GOAL OF THE EXERCISE: Change every "x-tick-label" in the data below to "x-axis-label", and write out all the lines again with nothing else altered.

DATA IN THIS EXERCISE:

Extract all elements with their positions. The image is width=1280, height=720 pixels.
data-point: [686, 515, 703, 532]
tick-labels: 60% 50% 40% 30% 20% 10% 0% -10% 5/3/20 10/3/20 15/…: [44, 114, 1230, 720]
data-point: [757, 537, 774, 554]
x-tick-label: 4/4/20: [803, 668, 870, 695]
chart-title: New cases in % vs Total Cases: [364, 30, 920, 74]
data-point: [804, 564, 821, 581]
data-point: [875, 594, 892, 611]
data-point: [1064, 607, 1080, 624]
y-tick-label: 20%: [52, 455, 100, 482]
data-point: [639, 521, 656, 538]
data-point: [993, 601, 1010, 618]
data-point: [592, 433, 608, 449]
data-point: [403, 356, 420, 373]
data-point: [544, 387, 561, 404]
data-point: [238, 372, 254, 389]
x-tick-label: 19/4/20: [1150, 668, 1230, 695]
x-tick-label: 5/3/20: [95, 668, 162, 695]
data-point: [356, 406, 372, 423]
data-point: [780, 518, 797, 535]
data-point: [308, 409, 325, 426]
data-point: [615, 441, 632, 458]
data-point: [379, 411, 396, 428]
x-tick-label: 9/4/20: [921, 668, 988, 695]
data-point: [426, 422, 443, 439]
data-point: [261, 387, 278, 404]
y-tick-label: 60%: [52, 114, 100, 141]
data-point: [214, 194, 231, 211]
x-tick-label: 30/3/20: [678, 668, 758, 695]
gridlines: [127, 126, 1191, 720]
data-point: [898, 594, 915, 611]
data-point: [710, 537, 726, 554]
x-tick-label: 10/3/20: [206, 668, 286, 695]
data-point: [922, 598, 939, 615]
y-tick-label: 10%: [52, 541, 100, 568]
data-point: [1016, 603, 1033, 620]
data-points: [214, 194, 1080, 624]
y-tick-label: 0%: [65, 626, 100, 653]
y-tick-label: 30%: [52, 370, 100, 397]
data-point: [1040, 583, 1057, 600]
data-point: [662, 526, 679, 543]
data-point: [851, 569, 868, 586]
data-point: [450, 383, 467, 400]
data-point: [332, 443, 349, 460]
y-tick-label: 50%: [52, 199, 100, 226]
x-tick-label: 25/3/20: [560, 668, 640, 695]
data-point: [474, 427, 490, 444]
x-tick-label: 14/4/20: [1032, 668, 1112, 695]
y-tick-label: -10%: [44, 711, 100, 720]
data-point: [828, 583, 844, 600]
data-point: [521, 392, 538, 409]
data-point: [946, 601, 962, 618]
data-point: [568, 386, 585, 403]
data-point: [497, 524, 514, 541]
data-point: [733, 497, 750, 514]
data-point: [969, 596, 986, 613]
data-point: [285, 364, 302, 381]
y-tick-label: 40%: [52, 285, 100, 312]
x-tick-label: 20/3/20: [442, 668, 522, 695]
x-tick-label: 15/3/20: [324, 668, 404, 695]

OUTPUT OF THE EXERCISE:
Extract all elements with their positions. The image is width=1280, height=720 pixels.
data-point: [686, 515, 703, 532]
tick-labels: 60% 50% 40% 30% 20% 10% 0% -10% 5/3/20 10/3/20 15/…: [44, 114, 1230, 720]
data-point: [757, 537, 774, 554]
x-axis-label: 4/4/20: [803, 668, 870, 695]
chart-title: New cases in % vs Total Cases: [364, 30, 920, 74]
data-point: [804, 564, 821, 581]
data-point: [875, 594, 892, 611]
data-point: [1064, 607, 1080, 624]
y-tick-label: 20%: [52, 455, 100, 482]
data-point: [639, 521, 656, 538]
data-point: [993, 601, 1010, 618]
data-point: [592, 433, 608, 449]
data-point: [403, 356, 420, 373]
data-point: [544, 387, 561, 404]
data-point: [238, 372, 254, 389]
x-axis-label: 19/4/20: [1150, 668, 1230, 695]
x-axis-label: 5/3/20: [95, 668, 162, 695]
data-point: [356, 406, 372, 423]
data-point: [780, 518, 797, 535]
data-point: [308, 409, 325, 426]
data-point: [615, 441, 632, 458]
data-point: [379, 411, 396, 428]
x-axis-label: 9/4/20: [921, 668, 988, 695]
data-point: [426, 422, 443, 439]
data-point: [261, 387, 278, 404]
y-tick-label: 60%: [52, 114, 100, 141]
data-point: [214, 194, 231, 211]
x-axis-label: 30/3/20: [678, 668, 758, 695]
gridlines: [127, 126, 1191, 720]
data-point: [898, 594, 915, 611]
data-point: [710, 537, 726, 554]
x-axis-label: 10/3/20: [206, 668, 286, 695]
data-point: [922, 598, 939, 615]
y-tick-label: 10%: [52, 541, 100, 568]
data-point: [1016, 603, 1033, 620]
data-points: [214, 194, 1080, 624]
y-tick-label: 0%: [65, 626, 100, 653]
y-tick-label: 30%: [52, 370, 100, 397]
data-point: [1040, 583, 1057, 600]
data-point: [662, 526, 679, 543]
data-point: [851, 569, 868, 586]
data-point: [450, 383, 467, 400]
data-point: [332, 443, 349, 460]
y-tick-label: 50%: [52, 199, 100, 226]
x-axis-label: 25/3/20: [560, 668, 640, 695]
data-point: [474, 427, 490, 444]
x-axis-label: 14/4/20: [1032, 668, 1112, 695]
y-tick-label: -10%: [44, 711, 100, 720]
data-point: [828, 583, 844, 600]
data-point: [521, 392, 538, 409]
data-point: [946, 601, 962, 618]
data-point: [568, 386, 585, 403]
data-point: [497, 524, 514, 541]
data-point: [733, 497, 750, 514]
data-point: [969, 596, 986, 613]
data-point: [285, 364, 302, 381]
y-tick-label: 40%: [52, 285, 100, 312]
x-axis-label: 20/3/20: [442, 668, 522, 695]
x-axis-label: 15/3/20: [324, 668, 404, 695]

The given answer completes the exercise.